### CHALLENGE
Copy the part of the items that opens with the line containing "row-number: 5 [89,213,181,243]" and closes with the line containing "row-occupation: Construction Managers", including both of those lines, and nothing else.

** START **

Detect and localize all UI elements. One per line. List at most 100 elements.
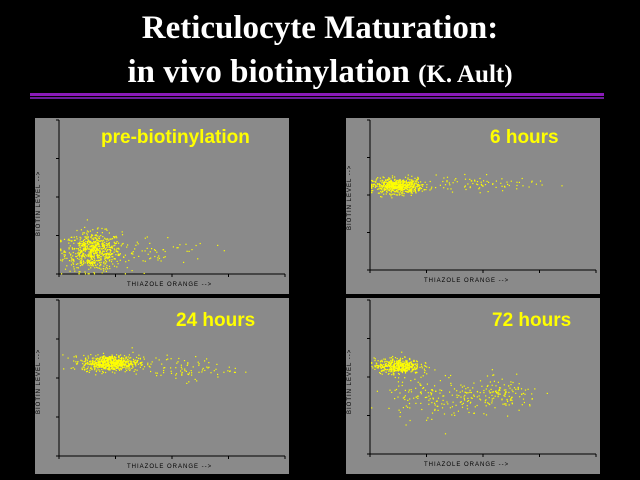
scatter-point <box>128 360 130 362</box>
scatter-point <box>466 408 469 410</box>
scatter-point <box>106 246 108 248</box>
scatter-point <box>125 357 128 359</box>
scatter-point <box>421 408 423 411</box>
scatter-point <box>106 243 108 245</box>
scatter-point <box>450 384 452 386</box>
scatter-point <box>79 239 81 241</box>
scatter-point <box>143 272 145 274</box>
scatter-point <box>100 264 102 266</box>
scatter-point <box>108 260 110 262</box>
scatter-point <box>383 366 385 368</box>
scatter-point <box>391 370 393 372</box>
scatter-point <box>371 190 373 192</box>
scatter-point <box>518 181 520 183</box>
scatter-point <box>74 270 76 272</box>
scatter-point <box>61 273 63 275</box>
scatter-point <box>206 358 208 360</box>
scatter-point <box>101 240 103 242</box>
scatter-point <box>68 248 70 250</box>
scatter-point <box>429 392 432 394</box>
scatter-point <box>478 395 480 397</box>
scatter-point <box>485 388 487 390</box>
scatter-point <box>379 192 381 194</box>
scatter-point <box>97 363 99 365</box>
scatter-point <box>371 180 374 182</box>
scatter-point <box>483 413 485 415</box>
scatter-point <box>87 273 89 275</box>
scatter-point <box>103 250 105 252</box>
scatter-point <box>87 236 89 238</box>
scatter-point <box>87 259 89 261</box>
scatter-point <box>81 250 83 252</box>
scatter-point <box>99 366 101 368</box>
title-line-2-text: in vivo biotinylation <box>127 54 410 90</box>
scatter-point <box>401 367 404 369</box>
scatter-point <box>474 179 476 181</box>
scatter-point <box>95 370 97 373</box>
scatter-point <box>462 402 464 404</box>
scatter-point <box>105 254 107 256</box>
scatter-point <box>63 255 66 258</box>
scatter-point <box>497 381 499 383</box>
scatter-point <box>105 244 107 246</box>
scatter-point <box>135 244 137 246</box>
scatter-point <box>516 181 518 183</box>
scatter-point <box>101 358 103 360</box>
scatter-point <box>115 363 117 366</box>
scatter-point <box>101 361 103 363</box>
scatter-point <box>507 183 509 185</box>
scatter-point <box>124 364 126 366</box>
scatter-point <box>86 260 88 263</box>
scatter-point <box>87 247 89 249</box>
scatter-point <box>407 177 409 179</box>
scatter-point <box>377 192 379 194</box>
scatter-point <box>403 195 405 197</box>
scatter-point <box>401 186 403 188</box>
scatter-point <box>115 369 117 372</box>
scatter-point <box>401 184 403 186</box>
scatter-point <box>119 254 121 256</box>
scatter-point <box>105 371 107 374</box>
scatter-point <box>399 359 401 361</box>
scatter-point <box>453 388 456 390</box>
scatter-point <box>534 388 536 390</box>
scatter-point <box>185 243 187 245</box>
scatter-point <box>73 356 75 358</box>
scatter-point <box>437 409 439 411</box>
scatter-point <box>95 251 97 253</box>
scatter-point <box>450 374 452 377</box>
scatter-point <box>94 252 96 254</box>
scatter-point <box>431 186 433 188</box>
scatter-point <box>468 411 470 414</box>
scatter-point <box>399 182 401 184</box>
scatter-point <box>399 366 401 368</box>
scatter-point <box>383 189 385 191</box>
scatter-point <box>529 404 531 406</box>
scatter-point <box>416 179 418 181</box>
scatter-point <box>401 370 403 372</box>
scatter-point <box>410 361 412 363</box>
scatter-point <box>385 179 387 182</box>
scatter-point <box>98 262 101 264</box>
scatter-point <box>495 385 497 387</box>
scatter-point <box>113 357 115 359</box>
scatter-point <box>390 187 392 189</box>
scatter-point <box>183 261 185 263</box>
scatter-point <box>110 246 112 248</box>
scatter-point <box>398 180 400 182</box>
scatter-point <box>72 258 74 260</box>
scatter-point <box>77 263 79 265</box>
scatter-point <box>234 367 236 369</box>
scatter-point <box>96 239 98 241</box>
scatter-point <box>75 253 77 255</box>
scatter-point <box>412 363 414 365</box>
scatter-point <box>404 366 406 368</box>
scatter-point <box>117 362 119 364</box>
scatter-point <box>91 360 93 362</box>
scatter-point <box>409 183 411 185</box>
scatter-point <box>103 359 105 361</box>
scatter-point <box>406 367 408 369</box>
scatter-point <box>75 355 77 357</box>
scatter-point <box>491 402 493 404</box>
scatter-point <box>108 356 110 358</box>
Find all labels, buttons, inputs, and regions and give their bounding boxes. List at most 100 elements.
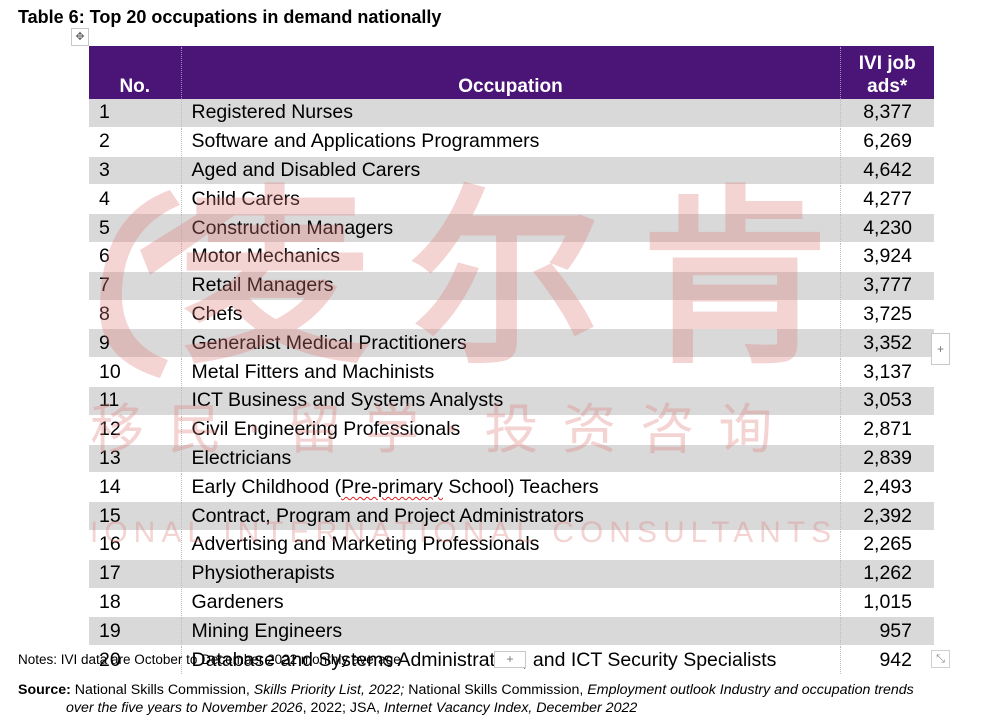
row-number: 5 [89,213,181,243]
row-number: 8 [89,300,181,330]
row-ivi-job-ads: 8,377 [839,99,934,128]
row-occupation: Registered Nurses [180,99,840,128]
table-title: Table 6: Top 20 occupations in demand na… [18,7,442,27]
table-row: 3 Aged and Disabled Carers 4,642 [89,156,934,186]
source-citation: Source: National Skills Commission, Skil… [18,682,983,717]
table-row: 20 Database and Systems Administrators, a… [89,645,934,675]
table-row: 8 Chefs 3,725 [89,300,934,330]
table-row: 6 Motor Mechanics 3,924 [89,242,934,272]
row-occupation: Civil Engineering Professionals [180,415,840,445]
table-row: 7 Retail Managers 3,777 [89,271,934,301]
row-ivi-job-ads: 4,642 [839,156,934,186]
table-header-row: No. Occupation IVI job ads* [89,46,934,99]
row-number: 1 [89,99,181,128]
row-ivi-job-ads: 3,352 [839,328,934,359]
row-occupation: Mining Engineers [180,616,840,647]
source-title-italic: Employment outlook Industry and occupati… [587,682,914,698]
table-row: 10 Metal Fitters and Machinists 3,137 [89,357,934,387]
row-number: 9 [89,328,181,359]
header-occupation: Occupation [180,46,840,99]
row-occupation: Construction Managers [180,213,840,243]
row-number: 15 [89,501,181,531]
row-ivi-job-ads: 957 [839,616,934,647]
row-occupation: Electricians [180,444,840,474]
row-occupation: Early Childhood (Pre-primary School) Tea… [180,472,840,503]
source-title-italic: Skills Priority List, 2022; [253,682,405,698]
table-row: 17 Physiotherapists 1,262 [89,559,934,589]
insert-row-plus-icon[interactable]: + [494,651,526,668]
row-occupation: Chefs [180,300,840,330]
table-row: 19 Mining Engineers 957 [89,616,934,647]
source-line-2: over the five years to November 2026, 20… [18,700,983,718]
row-occupation: Physiotherapists [180,559,840,589]
row-occupation: ICT Business and Systems Analysts [180,386,840,416]
row-ivi-job-ads: 3,137 [839,357,934,387]
row-number: 16 [89,530,181,560]
source-title-italic: over the five years to November 2026 [66,699,303,716]
row-occupation: Software and Applications Programmers [180,127,840,157]
row-number: 7 [89,271,181,301]
table-notes: Notes: IVI data are October to December … [18,652,401,667]
row-ivi-job-ads: 2,493 [839,472,934,503]
row-number: 18 [89,588,181,618]
spellcheck-flagged-word: Pre-primary [341,475,443,498]
table-row: 18 Gardeners 1,015 [89,588,934,618]
row-ivi-job-ads: 4,230 [839,213,934,243]
row-ivi-job-ads: 2,871 [839,415,934,445]
table-row: 11 ICT Business and Systems Analysts 3,053 [89,386,934,416]
header-no: No. [89,46,181,99]
table-row: 1 Registered Nurses 8,377 [89,99,934,128]
table-row: 15 Contract, Program and Project Administ… [89,501,934,531]
row-ivi-job-ads: 1,262 [839,559,934,589]
row-number: 19 [89,616,181,647]
row-occupation: Metal Fitters and Machinists [180,357,840,387]
table-body: 1 Registered Nurses 8,377 2 Software and App… [89,99,934,675]
row-number: 3 [89,156,181,186]
source-label: Source: [18,682,71,698]
source-text: National Skills Commission, [70,682,254,698]
row-number: 2 [89,127,181,157]
row-ivi-job-ads: 3,777 [839,271,934,301]
row-ivi-job-ads: 1,015 [839,588,934,618]
occupations-table: No. Occupation IVI job ads* 1 Registered … [89,46,934,675]
row-ivi-job-ads: 4,277 [839,184,934,215]
row-number: 13 [89,444,181,474]
row-number: 12 [89,415,181,445]
source-text: , 2022; JSA, [302,699,384,716]
row-occupation: Retail Managers [180,271,840,301]
row-number: 20 [89,645,181,675]
source-title-italic: Internet Vacancy Index, December 2022 [383,699,638,716]
table-row: 14 Early Childhood (Pre-primary School) T… [89,472,934,503]
row-ivi-job-ads: 2,839 [839,444,934,474]
row-occupation: Gardeners [180,588,840,618]
row-occupation: Advertising and Marketing Professionals [180,530,840,560]
row-occupation: Motor Mechanics [180,242,840,272]
table-row: 12 Civil Engineering Professionals 2,871 [89,415,934,445]
row-ivi-job-ads: 3,053 [839,386,934,416]
row-ivi-job-ads: 3,924 [839,242,934,272]
table-resize-icon[interactable]: ⤡ [931,650,950,668]
table-row: 2 Software and Applications Programmers 6,… [89,127,934,157]
row-ivi-job-ads: 3,725 [839,300,934,330]
row-occupation: Aged and Disabled Carers [180,156,840,186]
row-ivi-job-ads: 2,392 [839,501,934,531]
source-text: National Skills Commission, [404,682,588,698]
row-number: 14 [89,472,181,503]
row-ivi-job-ads: 942 [839,645,934,675]
header-ivi-job-ads: IVI job ads* [839,46,934,99]
row-occupation: Generalist Medical Practitioners [180,328,840,359]
table-row: 13 Electricians 2,839 [89,444,934,474]
row-occupation: Child Carers [180,184,840,215]
table-row: 16 Advertising and Marketing Professional… [89,530,934,560]
table-row: 4 Child Carers 4,277 [89,184,934,215]
row-number: 10 [89,357,181,387]
row-ivi-job-ads: 2,265 [839,530,934,560]
table-move-handle-icon[interactable]: ✥ [71,28,89,46]
row-number: 6 [89,242,181,272]
row-ivi-job-ads: 6,269 [839,127,934,157]
row-number: 4 [89,184,181,215]
row-number: 17 [89,559,181,589]
insert-column-plus-icon[interactable]: + [931,333,950,365]
table-row: 9 Generalist Medical Practitioners 3,352 [89,328,934,359]
row-occupation: Contract, Program and Project Administra… [180,501,840,531]
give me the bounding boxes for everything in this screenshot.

** END **

### ANSWER TO THIS PROBLEM
row-number: 5 [89,213,181,243]
row-number: 8 [89,300,181,330]
row-ivi-job-ads: 8,377 [839,99,934,128]
row-occupation: Registered Nurses [180,99,840,128]
table-title: Table 6: Top 20 occupations in demand na… [18,7,442,27]
table-row: 3 Aged and Disabled Carers 4,642 [89,156,934,186]
source-citation: Source: National Skills Commission, Skil… [18,682,983,717]
table-row: 20 Database and Systems Administrators, a… [89,645,934,675]
table-row: 8 Chefs 3,725 [89,300,934,330]
table-row: 6 Motor Mechanics 3,924 [89,242,934,272]
row-occupation: Civil Engineering Professionals [180,415,840,445]
table-row: 7 Retail Managers 3,777 [89,271,934,301]
row-ivi-job-ads: 4,642 [839,156,934,186]
table-header-row: No. Occupation IVI job ads* [89,46,934,99]
row-number: 1 [89,99,181,128]
row-ivi-job-ads: 3,352 [839,328,934,359]
row-occupation: Mining Engineers [180,616,840,647]
source-title-italic: Employment outlook Industry and occupati… [587,682,914,698]
table-row: 10 Metal Fitters and Machinists 3,137 [89,357,934,387]
row-number: 9 [89,328,181,359]
header-occupation: Occupation [180,46,840,99]
row-occupation: Construction Managers [180,213,840,243]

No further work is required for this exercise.